Collected data:
----
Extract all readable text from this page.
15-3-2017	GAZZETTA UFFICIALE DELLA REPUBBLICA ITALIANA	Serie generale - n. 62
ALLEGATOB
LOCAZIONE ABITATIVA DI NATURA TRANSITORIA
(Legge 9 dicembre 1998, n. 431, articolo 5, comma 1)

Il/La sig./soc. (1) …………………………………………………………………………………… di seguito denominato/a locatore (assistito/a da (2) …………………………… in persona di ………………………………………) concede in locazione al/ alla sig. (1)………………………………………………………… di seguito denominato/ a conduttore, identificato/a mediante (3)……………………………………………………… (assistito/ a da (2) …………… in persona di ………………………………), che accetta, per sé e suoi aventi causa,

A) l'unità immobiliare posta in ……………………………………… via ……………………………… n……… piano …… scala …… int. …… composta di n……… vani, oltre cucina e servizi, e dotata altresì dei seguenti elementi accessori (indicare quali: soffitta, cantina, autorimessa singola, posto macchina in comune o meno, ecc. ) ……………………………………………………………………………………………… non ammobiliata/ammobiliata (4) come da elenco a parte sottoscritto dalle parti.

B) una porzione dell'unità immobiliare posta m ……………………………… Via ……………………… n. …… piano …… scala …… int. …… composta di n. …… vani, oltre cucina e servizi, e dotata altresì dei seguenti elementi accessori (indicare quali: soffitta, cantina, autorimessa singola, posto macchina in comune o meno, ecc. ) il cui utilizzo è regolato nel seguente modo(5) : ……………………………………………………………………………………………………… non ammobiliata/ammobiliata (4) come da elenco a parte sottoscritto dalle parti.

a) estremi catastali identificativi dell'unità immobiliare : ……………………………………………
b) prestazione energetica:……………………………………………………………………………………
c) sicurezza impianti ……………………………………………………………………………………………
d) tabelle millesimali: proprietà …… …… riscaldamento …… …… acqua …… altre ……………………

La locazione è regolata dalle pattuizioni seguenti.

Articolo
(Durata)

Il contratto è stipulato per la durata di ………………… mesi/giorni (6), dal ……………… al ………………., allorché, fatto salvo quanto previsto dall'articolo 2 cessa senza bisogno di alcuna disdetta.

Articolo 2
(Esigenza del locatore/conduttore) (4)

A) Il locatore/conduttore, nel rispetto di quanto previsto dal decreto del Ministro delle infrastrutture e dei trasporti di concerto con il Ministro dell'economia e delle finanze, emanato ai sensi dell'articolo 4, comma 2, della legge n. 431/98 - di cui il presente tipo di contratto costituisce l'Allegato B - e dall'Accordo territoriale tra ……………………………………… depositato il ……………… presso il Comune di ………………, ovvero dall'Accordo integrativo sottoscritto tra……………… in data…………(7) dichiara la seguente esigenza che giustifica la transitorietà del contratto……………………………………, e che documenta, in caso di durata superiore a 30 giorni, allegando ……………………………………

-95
----
Work to do —
Out of the preceding entries, pull every line containing the string "sottoscritto".

Output —
A) l'unità immobiliare posta in ……………………………………… via ……………………………… n……… piano …… scala …… int. …… composta di n……… vani, oltre cucina e servizi, e dotata altresì dei seguenti elementi accessori (indicare quali: soffitta, cantina, autorimessa singola, posto macchina in comune o meno, ecc. ) ……………………………………………………………………………………………… non ammobiliata/ammobiliata (4) come da elenco a parte sottoscritto dalle parti.
B) una porzione dell'unità immobiliare posta m ……………………………… Via ……………………… n. …… piano …… scala …… int. …… composta di n. …… vani, oltre cucina e servizi, e dotata altresì dei seguenti elementi accessori (indicare quali: soffitta, cantina, autorimessa singola, posto macchina in comune o meno, ecc. ) il cui utilizzo è regolato nel seguente modo(5) : ……………………………………………………………………………………………………… non ammobiliata/ammobiliata (4) come da elenco a parte sottoscritto dalle parti.
A) Il locatore/conduttore, nel rispetto di quanto previsto dal decreto del Ministro delle infrastrutture e dei trasporti di concerto con il Ministro dell'economia e delle finanze, emanato ai sensi dell'articolo 4, comma 2, della legge n. 431/98 - di cui il presente tipo di contratto costituisce l'Allegato B - e dall'Accordo territoriale tra ……………………………………… depositato il ……………… presso il Comune di ………………, ovvero dall'Accordo integrativo sottoscritto tra……………… in data…………(7) dichiara la seguente esigenza che giustifica la transitorietà del contratto……………………………………, e che documenta, in caso di durata superiore a 30 giorni, allegando ……………………………………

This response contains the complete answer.